### WRITTEN EXERCISE
Copy out all the records, word for word.

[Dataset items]

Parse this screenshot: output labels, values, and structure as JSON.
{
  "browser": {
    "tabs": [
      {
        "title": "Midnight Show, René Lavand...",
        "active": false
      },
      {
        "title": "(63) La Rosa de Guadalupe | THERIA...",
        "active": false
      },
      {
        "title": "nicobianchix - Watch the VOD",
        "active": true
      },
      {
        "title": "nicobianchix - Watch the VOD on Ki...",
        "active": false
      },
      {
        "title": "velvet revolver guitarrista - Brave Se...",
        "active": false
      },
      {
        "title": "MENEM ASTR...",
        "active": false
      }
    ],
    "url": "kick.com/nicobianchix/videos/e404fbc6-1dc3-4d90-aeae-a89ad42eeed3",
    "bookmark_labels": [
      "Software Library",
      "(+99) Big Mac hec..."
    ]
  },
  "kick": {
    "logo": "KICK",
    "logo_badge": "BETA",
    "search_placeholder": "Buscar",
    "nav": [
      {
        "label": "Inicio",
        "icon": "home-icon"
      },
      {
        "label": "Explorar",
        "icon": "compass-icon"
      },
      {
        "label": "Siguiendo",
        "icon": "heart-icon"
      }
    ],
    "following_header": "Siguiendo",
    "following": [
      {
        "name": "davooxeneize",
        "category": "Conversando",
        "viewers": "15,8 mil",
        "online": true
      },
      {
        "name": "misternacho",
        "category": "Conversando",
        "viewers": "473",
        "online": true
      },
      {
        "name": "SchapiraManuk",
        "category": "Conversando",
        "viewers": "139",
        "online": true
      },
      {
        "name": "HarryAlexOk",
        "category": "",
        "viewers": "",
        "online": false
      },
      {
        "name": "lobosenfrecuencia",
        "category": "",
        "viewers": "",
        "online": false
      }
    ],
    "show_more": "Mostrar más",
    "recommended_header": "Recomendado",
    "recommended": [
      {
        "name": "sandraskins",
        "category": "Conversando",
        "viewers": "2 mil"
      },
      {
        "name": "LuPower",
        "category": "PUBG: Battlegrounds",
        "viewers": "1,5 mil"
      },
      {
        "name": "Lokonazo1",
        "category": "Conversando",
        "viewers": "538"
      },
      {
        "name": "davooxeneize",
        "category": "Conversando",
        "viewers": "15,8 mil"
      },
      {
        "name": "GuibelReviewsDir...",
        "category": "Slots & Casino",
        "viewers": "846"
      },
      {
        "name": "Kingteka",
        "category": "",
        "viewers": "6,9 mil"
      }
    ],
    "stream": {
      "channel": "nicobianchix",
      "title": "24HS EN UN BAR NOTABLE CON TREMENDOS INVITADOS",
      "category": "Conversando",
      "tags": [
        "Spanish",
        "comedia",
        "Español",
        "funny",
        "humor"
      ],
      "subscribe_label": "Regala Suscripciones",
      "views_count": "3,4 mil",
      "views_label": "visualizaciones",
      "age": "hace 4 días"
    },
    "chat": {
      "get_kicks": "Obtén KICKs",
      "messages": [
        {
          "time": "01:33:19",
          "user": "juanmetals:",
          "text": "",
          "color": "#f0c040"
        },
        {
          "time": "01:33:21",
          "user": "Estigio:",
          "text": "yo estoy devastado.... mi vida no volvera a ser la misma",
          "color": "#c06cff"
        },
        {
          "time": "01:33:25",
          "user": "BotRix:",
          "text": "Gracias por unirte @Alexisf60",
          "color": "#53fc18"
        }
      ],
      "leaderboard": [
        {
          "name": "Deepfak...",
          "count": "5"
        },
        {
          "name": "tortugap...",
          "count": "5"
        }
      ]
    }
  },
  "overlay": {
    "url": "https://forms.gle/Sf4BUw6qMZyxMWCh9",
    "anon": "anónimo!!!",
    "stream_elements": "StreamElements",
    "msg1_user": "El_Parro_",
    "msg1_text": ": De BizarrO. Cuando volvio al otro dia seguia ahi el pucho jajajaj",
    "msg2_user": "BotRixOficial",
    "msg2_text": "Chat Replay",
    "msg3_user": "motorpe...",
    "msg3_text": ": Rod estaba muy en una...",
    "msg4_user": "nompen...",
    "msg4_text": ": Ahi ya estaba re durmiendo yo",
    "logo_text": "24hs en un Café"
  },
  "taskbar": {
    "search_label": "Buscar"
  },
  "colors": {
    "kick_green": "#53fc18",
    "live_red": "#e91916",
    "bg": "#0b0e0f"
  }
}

### WRITTEN REPLY
Parse this screenshot: output labels, values, and structure as JSON.
{
  "browser": {
    "tabs": [
      {
        "title": "Midnight Show, René Lavand...",
        "active": false
      },
      {
        "title": "(63) La Rosa de Guadalupe | THERIA...",
        "active": false
      },
      {
        "title": "nicobianchix - Watch the VOD",
        "active": true
      },
      {
        "title": "nicobianchix - Watch the VOD on Ki...",
        "active": false
      },
      {
        "title": "velvet revolver guitarrista - Brave Se...",
        "active": false
      },
      {
        "title": "MENEM ASTR...",
        "active": false
      }
    ],
    "url": "kick.com/nicobianchix/videos/e404fbc6-1dc3-4d90-aeae-a89ad42eeed3",
    "bookmark_labels": [
      "Software Library",
      "(+99) Big Mac hec..."
    ]
  },
  "kick": {
    "logo": "KICK",
    "logo_badge": "BETA",
    "search_placeholder": "Buscar",
    "nav": [
      {
        "label": "Inicio",
        "icon": "home-icon"
      },
      {
        "label": "Explorar",
        "icon": "compass-icon"
      },
      {
        "label": "Siguiendo",
        "icon": "heart-icon"
      }
    ],
    "following_header": "Siguiendo",
    "following": [
      {
        "name": "davooxeneize",
        "category": "Conversando",
        "viewers": "15,8 mil",
        "online": true
      },
      {
        "name": "misternacho",
        "category": "Conversando",
        "viewers": "473",
        "online": true
      },
      {
        "name": "SchapiraManuk",
        "category": "Conversando",
        "viewers": "139",
        "online": true
      },
      {
        "name": "HarryAlexOk",
        "category": "",
        "viewers": "",
        "online": false
      },
      {
        "name": "lobosenfrecuencia",
        "category": "",
        "viewers": "",
        "online": false
      }
    ],
    "show_more": "Mostrar más",
    "recommended_header": "Recomendado",
    "recommended": [
      {
        "name": "sandraskins",
        "category": "Conversando",
        "viewers": "2 mil"
      },
      {
        "name": "LuPower",
        "category": "PUBG: Battlegrounds",
        "viewers": "1,5 mil"
      },
      {
        "name": "Lokonazo1",
        "category": "Conversando",
        "viewers": "538"
      },
      {
        "name": "davooxeneize",
        "category": "Conversando",
        "viewers": "15,8 mil"
      },
      {
        "name": "GuibelReviewsDir...",
        "category": "Slots & Casino",
        "viewers": "846"
      },
      {
        "name": "Kingteka",
        "category": "",
        "viewers": "6,9 mil"
      }
    ],
    "stream": {
      "channel": "nicobianchix",
      "title": "24HS EN UN BAR NOTABLE CON TREMENDOS INVITADOS",
      "category": "Conversando",
      "tags": [
        "Spanish",
        "comedia",
        "Español",
        "funny",
        "humor"
      ],
      "subscribe_label": "Regala Suscripciones",
      "views_count": "3,4 mil",
      "views_label": "visualizaciones",
      "age": "hace 4 días"
    },
    "chat": {
      "get_kicks": "Obtén KICKs",
      "messages": [
        {
          "time": "01:33:19",
          "user": "juanmetals:",
          "text": "",
          "color": "#f0c040"
        },
        {
          "time": "01:33:21",
          "user": "Estigio:",
          "text": "yo estoy devastado.... mi vida no volvera a ser la misma",
          "color": "#c06cff"
        },
        {
          "time": "01:33:25",
          "user": "BotRix:",
          "text": "Gracias por unirte @Alexisf60",
          "color": "#53fc18"
        }
      ],
      "leaderboard": [
        {
          "name": "Deepfak...",
          "count": "5"
        },
        {
          "name": "tortugap...",
          "count": "5"
        }
      ]
    }
  },
  "overlay": {
    "url": "https://forms.gle/Sf4BUw6qMZyxMWCh9",
    "anon": "anónimo!!!",
    "stream_elements": "StreamElements",
    "msg1_user": "El_Parro_",
    "msg1_text": ": De BizarrO. Cuando volvio al otro dia seguia ahi el pucho jajajaj",
    "msg2_user": "BotRixOficial",
    "msg2_text": "Chat Replay",
    "msg3_user": "motorpe...",
    "msg3_text": ": Rod estaba muy en una...",
    "msg4_user": "nompen...",
    "msg4_text": ": Ahi ya estaba re durmiendo yo",
    "logo_text": "24hs en un Café"
  },
  "taskbar": {
    "search_label": "Buscar"
  },
  "colors": {
    "kick_green": "#53fc18",
    "live_red": "#e91916",
    "bg": "#0b0e0f"
  }
}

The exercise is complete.